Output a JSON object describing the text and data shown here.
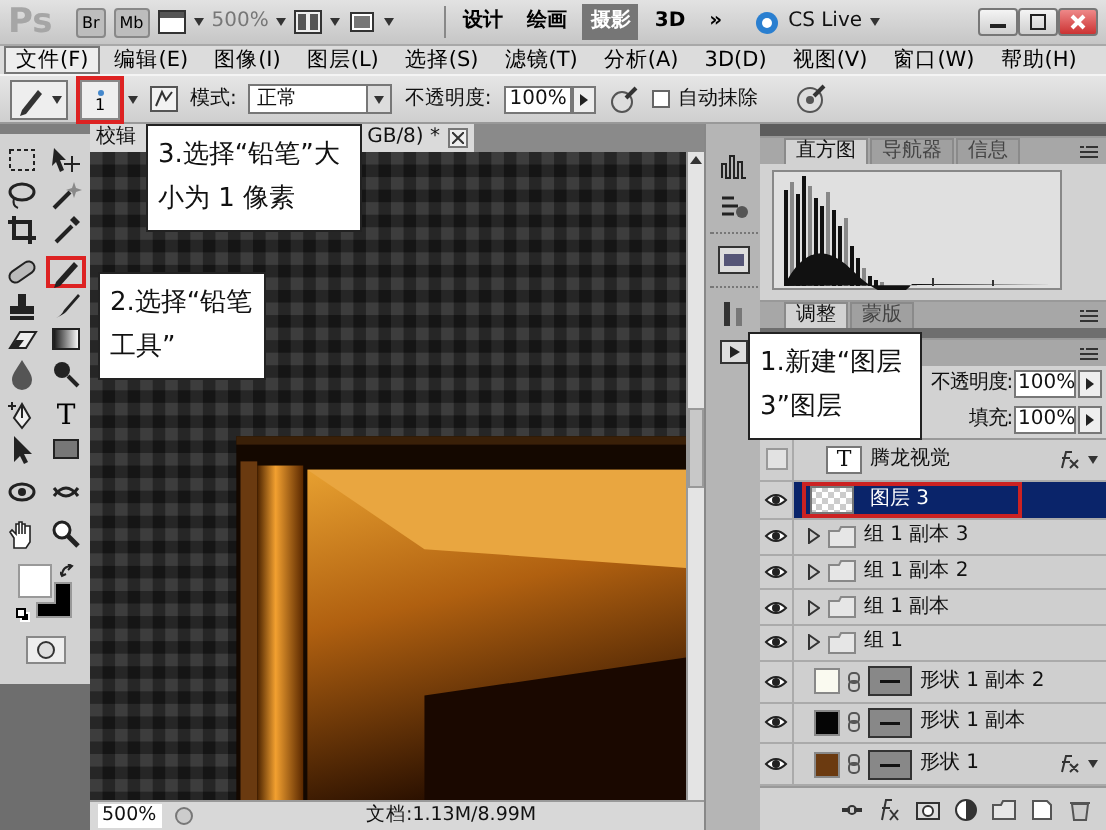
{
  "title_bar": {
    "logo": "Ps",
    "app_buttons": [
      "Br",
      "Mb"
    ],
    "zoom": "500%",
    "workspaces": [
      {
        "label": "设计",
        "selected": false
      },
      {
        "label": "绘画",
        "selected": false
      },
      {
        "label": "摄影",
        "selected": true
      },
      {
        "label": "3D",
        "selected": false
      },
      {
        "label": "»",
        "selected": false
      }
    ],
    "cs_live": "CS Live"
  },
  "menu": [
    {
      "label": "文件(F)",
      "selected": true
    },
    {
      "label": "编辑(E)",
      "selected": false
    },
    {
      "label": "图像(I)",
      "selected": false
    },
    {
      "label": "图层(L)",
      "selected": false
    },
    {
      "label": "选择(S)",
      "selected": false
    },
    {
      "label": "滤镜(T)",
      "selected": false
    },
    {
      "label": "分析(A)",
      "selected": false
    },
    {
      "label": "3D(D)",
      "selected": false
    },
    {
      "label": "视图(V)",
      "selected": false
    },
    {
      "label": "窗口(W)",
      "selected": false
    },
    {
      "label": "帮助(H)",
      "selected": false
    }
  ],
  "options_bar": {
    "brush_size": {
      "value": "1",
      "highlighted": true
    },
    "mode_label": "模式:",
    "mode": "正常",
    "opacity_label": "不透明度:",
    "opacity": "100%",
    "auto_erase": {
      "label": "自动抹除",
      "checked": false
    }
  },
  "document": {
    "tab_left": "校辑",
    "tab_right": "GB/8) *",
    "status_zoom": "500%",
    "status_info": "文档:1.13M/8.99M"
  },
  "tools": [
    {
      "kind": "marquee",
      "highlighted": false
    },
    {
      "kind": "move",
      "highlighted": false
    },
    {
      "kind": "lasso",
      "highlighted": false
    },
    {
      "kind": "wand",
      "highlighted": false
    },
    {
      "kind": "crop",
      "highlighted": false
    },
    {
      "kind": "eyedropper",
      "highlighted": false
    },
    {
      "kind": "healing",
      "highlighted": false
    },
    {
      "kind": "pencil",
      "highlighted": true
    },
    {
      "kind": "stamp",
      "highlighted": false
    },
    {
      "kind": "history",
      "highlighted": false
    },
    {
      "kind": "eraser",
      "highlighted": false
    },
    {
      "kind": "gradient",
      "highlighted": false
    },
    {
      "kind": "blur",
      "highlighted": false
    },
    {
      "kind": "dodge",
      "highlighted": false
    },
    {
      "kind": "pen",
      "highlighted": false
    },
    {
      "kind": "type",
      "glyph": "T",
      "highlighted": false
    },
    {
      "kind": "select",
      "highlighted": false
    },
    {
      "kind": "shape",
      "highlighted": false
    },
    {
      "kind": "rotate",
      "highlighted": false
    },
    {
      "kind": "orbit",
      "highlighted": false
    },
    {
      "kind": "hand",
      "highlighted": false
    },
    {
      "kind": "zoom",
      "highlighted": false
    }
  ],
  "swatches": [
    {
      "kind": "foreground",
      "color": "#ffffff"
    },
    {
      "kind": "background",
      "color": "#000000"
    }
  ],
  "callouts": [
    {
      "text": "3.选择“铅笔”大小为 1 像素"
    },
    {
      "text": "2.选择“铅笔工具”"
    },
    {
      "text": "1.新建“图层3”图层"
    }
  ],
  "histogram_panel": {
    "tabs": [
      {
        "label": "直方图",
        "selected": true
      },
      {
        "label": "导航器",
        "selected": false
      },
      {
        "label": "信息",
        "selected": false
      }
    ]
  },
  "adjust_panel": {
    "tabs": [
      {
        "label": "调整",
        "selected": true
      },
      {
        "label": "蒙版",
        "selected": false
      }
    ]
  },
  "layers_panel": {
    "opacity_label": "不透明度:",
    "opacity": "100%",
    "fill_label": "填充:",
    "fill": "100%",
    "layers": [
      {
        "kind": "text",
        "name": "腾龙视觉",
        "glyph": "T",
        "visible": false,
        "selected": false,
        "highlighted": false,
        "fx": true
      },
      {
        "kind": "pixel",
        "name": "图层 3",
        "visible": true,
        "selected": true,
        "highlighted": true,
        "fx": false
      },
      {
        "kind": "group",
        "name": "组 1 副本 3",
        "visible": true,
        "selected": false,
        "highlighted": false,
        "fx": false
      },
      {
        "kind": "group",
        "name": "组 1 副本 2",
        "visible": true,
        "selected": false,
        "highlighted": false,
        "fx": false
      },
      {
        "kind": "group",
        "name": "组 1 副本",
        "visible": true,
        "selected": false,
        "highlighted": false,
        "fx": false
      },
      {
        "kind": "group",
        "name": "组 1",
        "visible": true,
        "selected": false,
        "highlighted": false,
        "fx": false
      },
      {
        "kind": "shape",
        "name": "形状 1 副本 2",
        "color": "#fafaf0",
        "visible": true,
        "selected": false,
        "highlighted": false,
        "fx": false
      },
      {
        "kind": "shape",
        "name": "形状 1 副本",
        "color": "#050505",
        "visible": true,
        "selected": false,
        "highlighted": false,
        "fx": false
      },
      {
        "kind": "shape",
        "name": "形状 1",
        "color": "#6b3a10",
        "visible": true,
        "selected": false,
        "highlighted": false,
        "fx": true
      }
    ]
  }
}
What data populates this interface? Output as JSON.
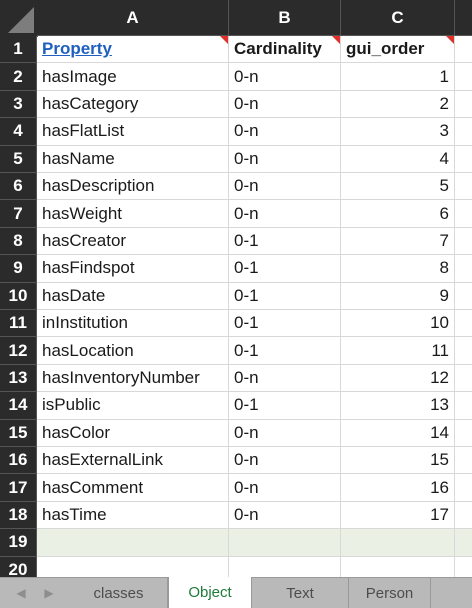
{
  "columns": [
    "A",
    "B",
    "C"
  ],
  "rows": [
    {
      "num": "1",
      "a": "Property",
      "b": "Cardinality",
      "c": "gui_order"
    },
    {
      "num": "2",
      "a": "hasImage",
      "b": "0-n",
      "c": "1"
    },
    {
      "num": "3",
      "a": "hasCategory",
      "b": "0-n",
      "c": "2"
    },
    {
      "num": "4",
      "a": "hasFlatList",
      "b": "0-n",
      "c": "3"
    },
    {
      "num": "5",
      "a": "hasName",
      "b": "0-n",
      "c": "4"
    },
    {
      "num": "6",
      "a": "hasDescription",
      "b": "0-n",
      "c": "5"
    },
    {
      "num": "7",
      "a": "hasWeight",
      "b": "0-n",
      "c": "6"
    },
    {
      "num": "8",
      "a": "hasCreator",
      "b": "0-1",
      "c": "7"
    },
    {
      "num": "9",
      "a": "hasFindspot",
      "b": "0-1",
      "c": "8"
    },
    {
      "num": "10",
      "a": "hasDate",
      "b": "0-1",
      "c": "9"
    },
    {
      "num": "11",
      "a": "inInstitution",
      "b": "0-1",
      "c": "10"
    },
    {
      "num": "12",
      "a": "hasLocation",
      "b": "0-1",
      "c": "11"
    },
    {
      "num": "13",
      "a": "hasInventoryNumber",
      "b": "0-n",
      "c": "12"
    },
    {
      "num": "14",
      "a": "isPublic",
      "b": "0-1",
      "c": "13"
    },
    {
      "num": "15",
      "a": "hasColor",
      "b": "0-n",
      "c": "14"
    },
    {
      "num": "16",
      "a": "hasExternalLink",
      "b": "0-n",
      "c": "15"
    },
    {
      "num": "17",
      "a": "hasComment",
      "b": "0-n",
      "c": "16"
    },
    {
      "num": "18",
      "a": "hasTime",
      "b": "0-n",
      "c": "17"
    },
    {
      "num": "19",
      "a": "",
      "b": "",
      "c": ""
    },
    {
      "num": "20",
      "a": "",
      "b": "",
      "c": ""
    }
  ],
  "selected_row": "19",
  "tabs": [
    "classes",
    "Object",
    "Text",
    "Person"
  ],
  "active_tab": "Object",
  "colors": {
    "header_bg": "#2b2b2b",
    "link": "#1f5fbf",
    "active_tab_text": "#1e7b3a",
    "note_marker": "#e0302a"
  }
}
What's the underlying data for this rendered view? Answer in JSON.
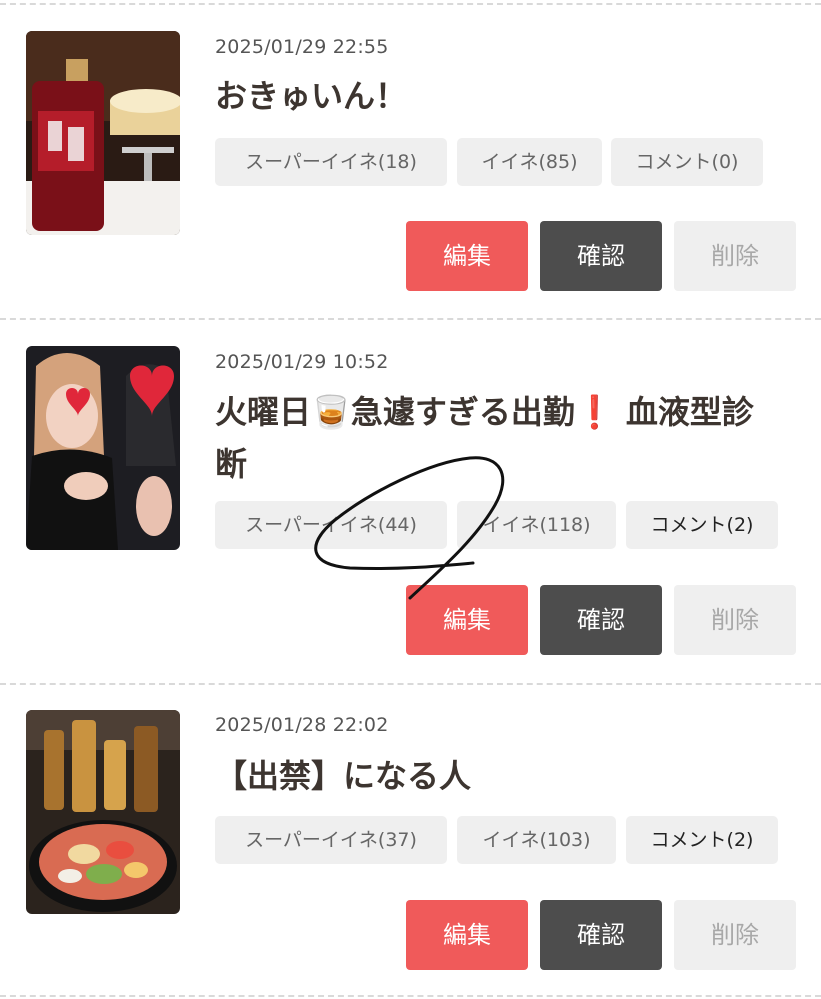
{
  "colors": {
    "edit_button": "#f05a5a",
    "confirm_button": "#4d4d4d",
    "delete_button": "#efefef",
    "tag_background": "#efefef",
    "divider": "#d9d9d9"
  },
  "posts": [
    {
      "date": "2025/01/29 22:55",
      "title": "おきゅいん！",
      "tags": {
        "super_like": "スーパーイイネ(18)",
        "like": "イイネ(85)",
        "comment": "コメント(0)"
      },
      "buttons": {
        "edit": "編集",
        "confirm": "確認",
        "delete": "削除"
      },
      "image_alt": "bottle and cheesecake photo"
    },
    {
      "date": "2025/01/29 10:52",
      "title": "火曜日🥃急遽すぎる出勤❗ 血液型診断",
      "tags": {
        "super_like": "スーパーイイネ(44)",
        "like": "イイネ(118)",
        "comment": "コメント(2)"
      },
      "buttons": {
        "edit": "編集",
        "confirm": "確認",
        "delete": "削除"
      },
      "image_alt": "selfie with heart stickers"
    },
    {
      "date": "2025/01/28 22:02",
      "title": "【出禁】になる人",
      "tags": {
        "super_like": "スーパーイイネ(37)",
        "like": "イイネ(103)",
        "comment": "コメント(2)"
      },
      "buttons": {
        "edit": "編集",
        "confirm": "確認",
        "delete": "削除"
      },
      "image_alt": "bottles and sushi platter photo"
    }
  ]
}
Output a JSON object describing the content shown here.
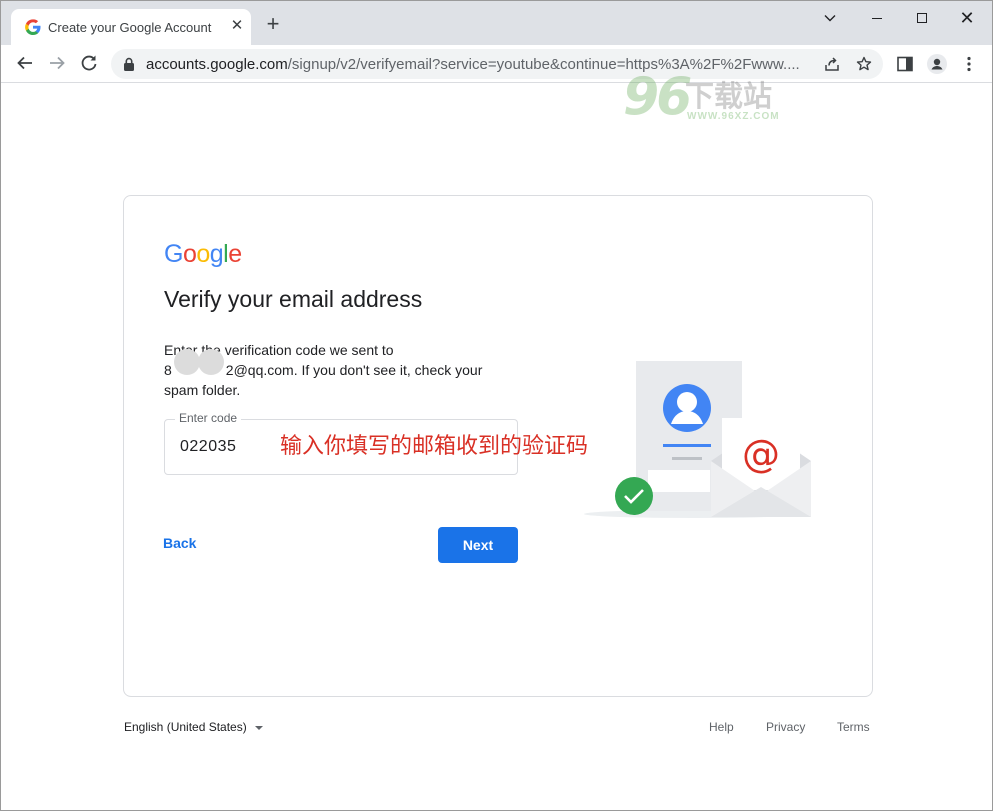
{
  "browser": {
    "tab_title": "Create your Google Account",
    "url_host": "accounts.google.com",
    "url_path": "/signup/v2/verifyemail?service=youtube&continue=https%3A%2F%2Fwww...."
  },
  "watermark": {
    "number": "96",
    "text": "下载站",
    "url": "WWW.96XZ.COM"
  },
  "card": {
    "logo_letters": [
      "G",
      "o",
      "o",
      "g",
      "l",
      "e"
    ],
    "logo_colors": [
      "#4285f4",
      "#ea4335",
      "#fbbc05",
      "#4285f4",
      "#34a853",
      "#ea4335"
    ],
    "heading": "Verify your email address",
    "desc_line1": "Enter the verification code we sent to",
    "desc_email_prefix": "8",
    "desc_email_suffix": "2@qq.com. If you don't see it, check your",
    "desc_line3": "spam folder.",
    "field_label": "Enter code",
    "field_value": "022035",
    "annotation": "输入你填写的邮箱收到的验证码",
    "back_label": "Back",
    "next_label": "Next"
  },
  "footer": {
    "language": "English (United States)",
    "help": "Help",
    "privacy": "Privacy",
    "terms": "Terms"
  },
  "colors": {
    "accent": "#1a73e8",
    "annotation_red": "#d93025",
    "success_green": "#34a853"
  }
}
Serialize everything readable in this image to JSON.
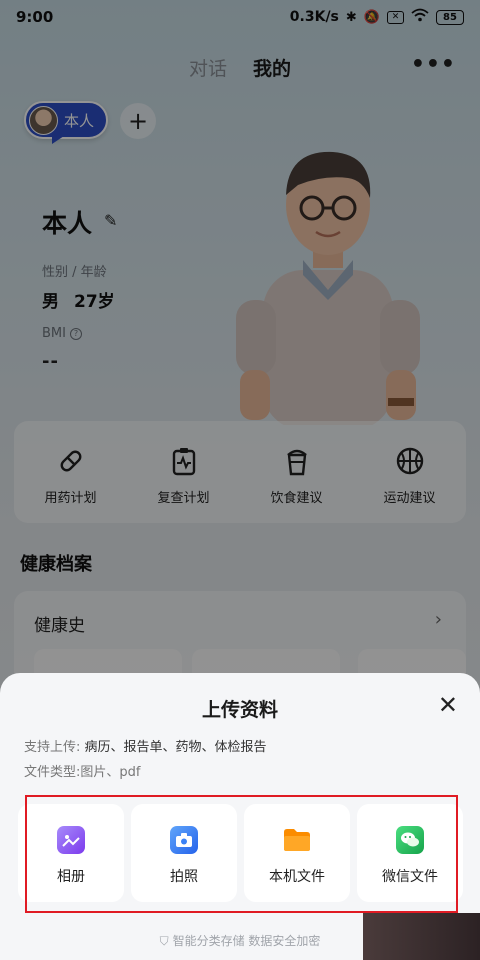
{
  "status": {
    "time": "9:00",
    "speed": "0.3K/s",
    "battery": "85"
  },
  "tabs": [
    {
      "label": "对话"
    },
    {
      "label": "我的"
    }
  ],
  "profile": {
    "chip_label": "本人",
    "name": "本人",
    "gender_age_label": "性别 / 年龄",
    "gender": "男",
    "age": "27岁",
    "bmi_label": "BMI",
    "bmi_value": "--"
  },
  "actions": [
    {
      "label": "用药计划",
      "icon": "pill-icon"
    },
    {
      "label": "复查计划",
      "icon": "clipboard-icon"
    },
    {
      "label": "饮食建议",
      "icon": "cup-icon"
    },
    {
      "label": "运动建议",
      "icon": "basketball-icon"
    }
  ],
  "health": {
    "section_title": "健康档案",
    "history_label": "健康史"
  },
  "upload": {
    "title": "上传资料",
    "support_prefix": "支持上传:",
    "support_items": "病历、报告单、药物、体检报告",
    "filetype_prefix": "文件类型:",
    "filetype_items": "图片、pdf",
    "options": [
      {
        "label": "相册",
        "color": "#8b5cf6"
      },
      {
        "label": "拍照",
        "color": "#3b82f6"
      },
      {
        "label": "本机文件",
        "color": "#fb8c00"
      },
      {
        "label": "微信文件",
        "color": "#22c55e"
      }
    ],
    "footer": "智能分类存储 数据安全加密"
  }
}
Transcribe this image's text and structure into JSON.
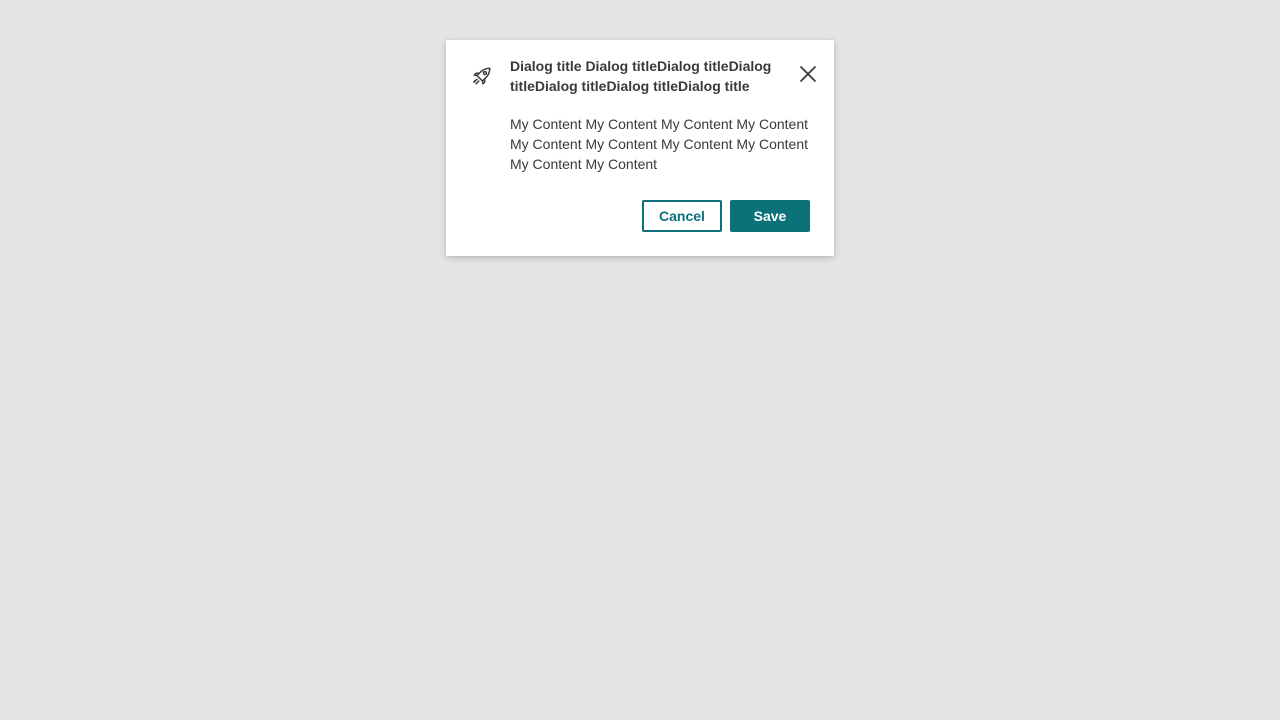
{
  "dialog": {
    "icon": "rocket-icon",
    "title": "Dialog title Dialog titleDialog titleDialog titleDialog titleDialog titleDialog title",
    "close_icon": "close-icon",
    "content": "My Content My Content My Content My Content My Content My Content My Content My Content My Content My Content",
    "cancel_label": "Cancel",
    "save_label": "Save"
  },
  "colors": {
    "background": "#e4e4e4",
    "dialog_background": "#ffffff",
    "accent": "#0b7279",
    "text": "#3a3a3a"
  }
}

» **Exercise instructions**: Give the number of lines in the records that contain the string "efefef", with no other output.

» **Final answer**: 2